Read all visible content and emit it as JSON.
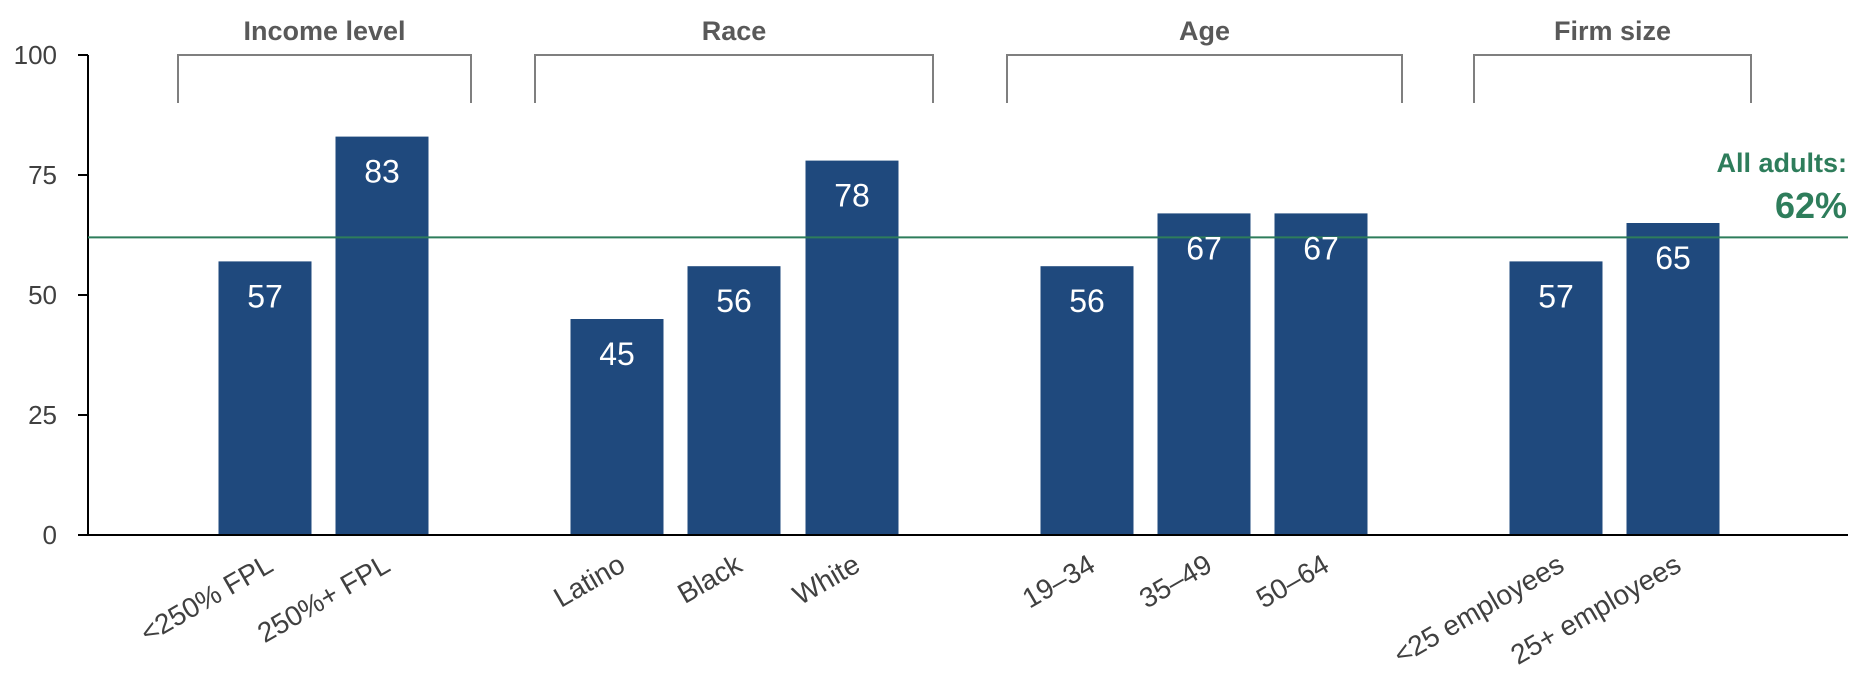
{
  "chart_data": {
    "type": "bar",
    "categories": [
      "<250% FPL",
      "250%+ FPL",
      "Latino",
      "Black",
      "White",
      "19–34",
      "35–49",
      "50–64",
      "<25 employees",
      "25+ employees"
    ],
    "values": [
      57,
      83,
      45,
      56,
      78,
      56,
      67,
      67,
      57,
      65
    ],
    "value_labels": [
      "57",
      "83",
      "45",
      "56",
      "78",
      "56",
      "67",
      "67",
      "57",
      "65"
    ],
    "groups": [
      {
        "label": "Income level",
        "categories": [
          "<250% FPL",
          "250%+ FPL"
        ]
      },
      {
        "label": "Race",
        "categories": [
          "Latino",
          "Black",
          "White"
        ]
      },
      {
        "label": "Age",
        "categories": [
          "19–34",
          "35–49",
          "50–64"
        ]
      },
      {
        "label": "Firm size",
        "categories": [
          "<25 employees",
          "25+ employees"
        ]
      }
    ],
    "yticks": [
      "0",
      "25",
      "50",
      "75",
      "100"
    ],
    "ylim": [
      0,
      100
    ],
    "reference_line": {
      "value": 62,
      "label": "All adults:",
      "value_label": "62%"
    },
    "grid": false,
    "colors": {
      "bar": "#1F497D",
      "reference": "#2E7D5B",
      "axis": "#000000",
      "bracket": "#7F7F7F"
    }
  }
}
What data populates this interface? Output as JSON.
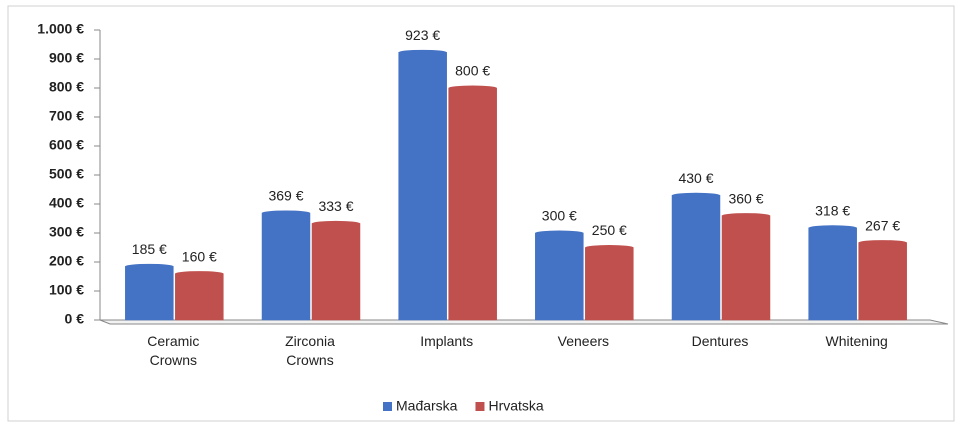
{
  "chart_data": {
    "type": "bar",
    "categories": [
      "Ceramic Crowns",
      "Zirconia Crowns",
      "Implants",
      "Veneers",
      "Dentures",
      "Whitening"
    ],
    "series": [
      {
        "name": "Mađarska",
        "color": "#4472c4",
        "values": [
          185,
          369,
          923,
          300,
          430,
          318
        ],
        "value_labels": [
          "185 €",
          "369 €",
          "923 €",
          "300 €",
          "430 €",
          "318 €"
        ]
      },
      {
        "name": "Hrvatska",
        "color": "#c0504d",
        "values": [
          160,
          333,
          800,
          250,
          360,
          267
        ],
        "value_labels": [
          "160 €",
          "333 €",
          "800 €",
          "250 €",
          "360 €",
          "267 €"
        ]
      }
    ],
    "ylim": [
      0,
      1000
    ],
    "yticks": [
      {
        "value": 0,
        "label": "0 €"
      },
      {
        "value": 100,
        "label": "100 €"
      },
      {
        "value": 200,
        "label": "200 €"
      },
      {
        "value": 300,
        "label": "300 €"
      },
      {
        "value": 400,
        "label": "400 €"
      },
      {
        "value": 500,
        "label": "500 €"
      },
      {
        "value": 600,
        "label": "600 €"
      },
      {
        "value": 700,
        "label": "700 €"
      },
      {
        "value": 800,
        "label": "800 €"
      },
      {
        "value": 900,
        "label": "900 €"
      },
      {
        "value": 1000,
        "label": "1.000 €"
      }
    ],
    "legend": "bottom"
  }
}
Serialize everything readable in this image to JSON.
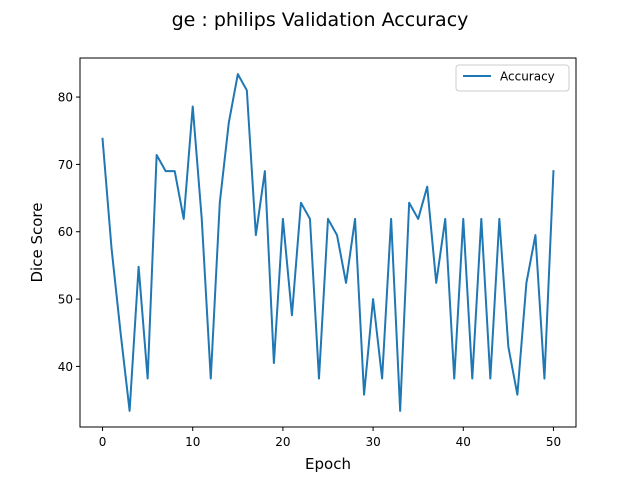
{
  "chart_data": {
    "type": "line",
    "title": "ge : philips Validation Accuracy",
    "xlabel": "Epoch",
    "ylabel": "Dice Score",
    "xlim": [
      -2.5,
      52.5
    ],
    "ylim": [
      31.0,
      85.8
    ],
    "xticks": [
      0,
      10,
      20,
      30,
      40,
      50
    ],
    "yticks": [
      40,
      50,
      60,
      70,
      80
    ],
    "grid": false,
    "legend_position": "top-right",
    "series": [
      {
        "name": "Accuracy",
        "color": "#1f77b4",
        "x": [
          0,
          1,
          2,
          3,
          4,
          5,
          6,
          7,
          8,
          9,
          10,
          11,
          12,
          13,
          14,
          15,
          16,
          17,
          18,
          19,
          20,
          21,
          22,
          23,
          24,
          25,
          26,
          27,
          28,
          29,
          30,
          31,
          32,
          33,
          34,
          35,
          36,
          37,
          38,
          39,
          40,
          41,
          42,
          43,
          44,
          45,
          46,
          47,
          48,
          49,
          50
        ],
        "values": [
          73.8,
          57.5,
          45.0,
          33.4,
          54.8,
          38.2,
          71.4,
          69.0,
          69.0,
          61.9,
          78.6,
          61.9,
          38.2,
          64.3,
          76.2,
          83.4,
          81.0,
          59.5,
          69.0,
          40.5,
          61.9,
          47.6,
          64.3,
          61.9,
          38.2,
          61.9,
          59.5,
          52.4,
          61.9,
          35.8,
          50.0,
          38.2,
          61.9,
          33.4,
          64.3,
          61.9,
          66.7,
          52.4,
          61.9,
          38.2,
          61.9,
          38.2,
          61.9,
          38.2,
          61.9,
          42.9,
          35.8,
          52.4,
          59.5,
          38.2,
          69.0
        ]
      }
    ]
  }
}
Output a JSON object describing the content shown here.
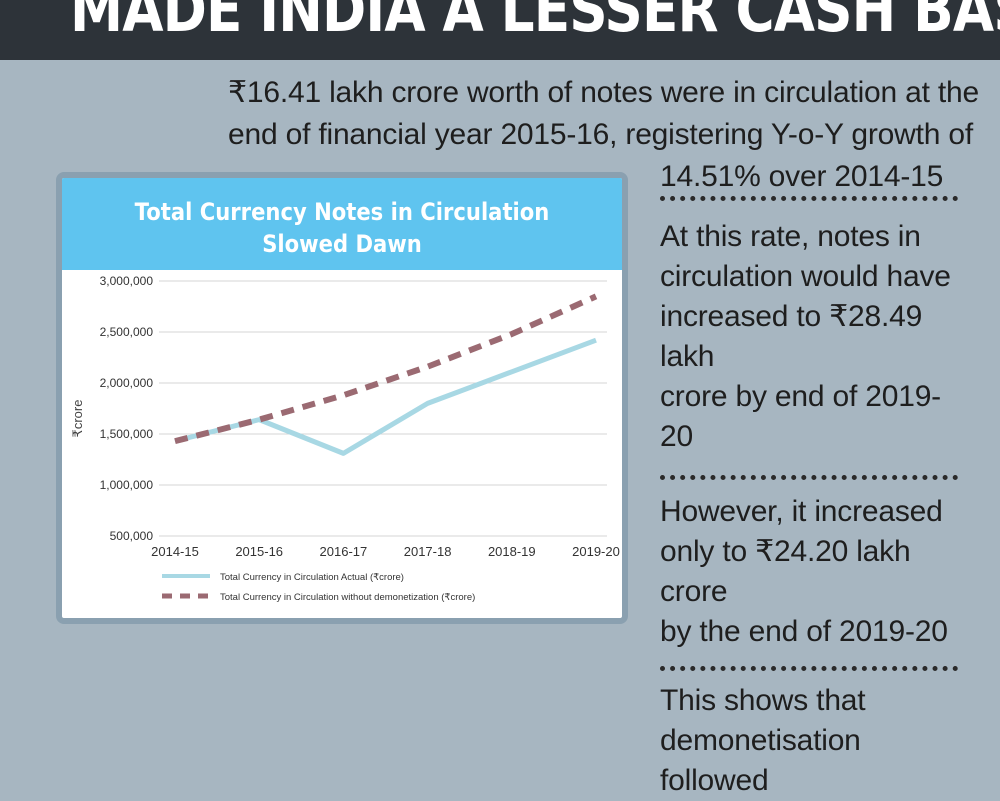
{
  "banner": {
    "title": "MADE INDIA A LESSER CASH BASED ECONOMY?"
  },
  "intro": {
    "line1": "₹16.41 lakh crore worth of notes were in circulation at the",
    "line2": "end of financial year 2015-16, registering Y-o-Y growth of",
    "line3": "14.51% over 2014-15"
  },
  "right_column": {
    "para1": [
      "At this rate, notes in",
      "circulation would have",
      "increased to ₹28.49 lakh",
      "crore by end of 2019-20"
    ],
    "para2": [
      "However, it increased",
      "only to ₹24.20 lakh crore",
      "by the end of 2019-20"
    ],
    "para3": [
      "This shows that",
      "demonetisation followed"
    ]
  },
  "colors": {
    "header": "#5fc4ef",
    "actual_line": "#a8d8e4",
    "projected_line": "#9b6a72",
    "background": "#a7b6c1",
    "banner": "#2d3339"
  },
  "chart_data": {
    "type": "line",
    "title": "Total Currency Notes in Circulation Slowed Dawn",
    "title_lines": [
      "Total Currency Notes in Circulation",
      "Slowed Dawn"
    ],
    "xlabel": "",
    "ylabel": "₹crore",
    "categories": [
      "2014-15",
      "2015-16",
      "2016-17",
      "2017-18",
      "2018-19",
      "2019-20"
    ],
    "yticks": [
      "3,000,000",
      "2,500,000",
      "2,000,000",
      "1,500,000",
      "1,000,000",
      "500,000"
    ],
    "ytick_values": [
      3000000,
      2500000,
      2000000,
      1500000,
      1000000,
      500000
    ],
    "ylim": [
      500000,
      3000000
    ],
    "grid": true,
    "legend_position": "bottom",
    "series": [
      {
        "name": "Total Currency in Circulation Actual (₹crore)",
        "values": [
          1430000,
          1641000,
          1310000,
          1800000,
          2110000,
          2420000
        ],
        "style": "solid"
      },
      {
        "name": "Total Currency in Circulation without demonetization (₹crore)",
        "values": [
          1430000,
          1641000,
          1880000,
          2160000,
          2480000,
          2849000
        ],
        "style": "dashed"
      }
    ]
  }
}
::::::::
-- WORK TO COMPLETE --
In the listing above, find each line with the word "content" and copy it.

-- TASK RESPONSE --
Read all visible content and emit it as JSON.
Output a JSON object describing the content shown here.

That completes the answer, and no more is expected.